> **REQUEST**: Go over the entries below line by line, copying each one that contains the word "from".

***

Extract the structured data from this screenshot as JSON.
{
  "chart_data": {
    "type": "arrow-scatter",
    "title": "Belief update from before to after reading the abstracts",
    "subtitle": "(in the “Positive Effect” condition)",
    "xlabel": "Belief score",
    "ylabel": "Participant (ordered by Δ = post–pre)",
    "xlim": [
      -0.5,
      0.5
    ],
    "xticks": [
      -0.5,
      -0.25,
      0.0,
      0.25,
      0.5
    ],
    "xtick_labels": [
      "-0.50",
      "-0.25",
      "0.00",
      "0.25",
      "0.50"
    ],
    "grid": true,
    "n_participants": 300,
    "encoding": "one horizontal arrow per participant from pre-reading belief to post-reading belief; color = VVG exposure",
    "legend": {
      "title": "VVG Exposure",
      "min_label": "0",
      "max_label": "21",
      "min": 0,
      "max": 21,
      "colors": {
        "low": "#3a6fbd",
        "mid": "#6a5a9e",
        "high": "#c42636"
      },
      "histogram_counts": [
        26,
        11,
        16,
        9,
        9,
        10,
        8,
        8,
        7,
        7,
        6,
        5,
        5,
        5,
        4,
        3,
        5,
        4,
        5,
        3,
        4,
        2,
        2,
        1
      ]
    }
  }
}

***

> **WRITTEN REPLY**:
Extract the structured data from this screenshot as JSON.
    "title": "Belief update from before to after reading the abstracts",
    "encoding": "one horizontal arrow per participant from pre-reading belief to post-reading belief; color = VVG exposure",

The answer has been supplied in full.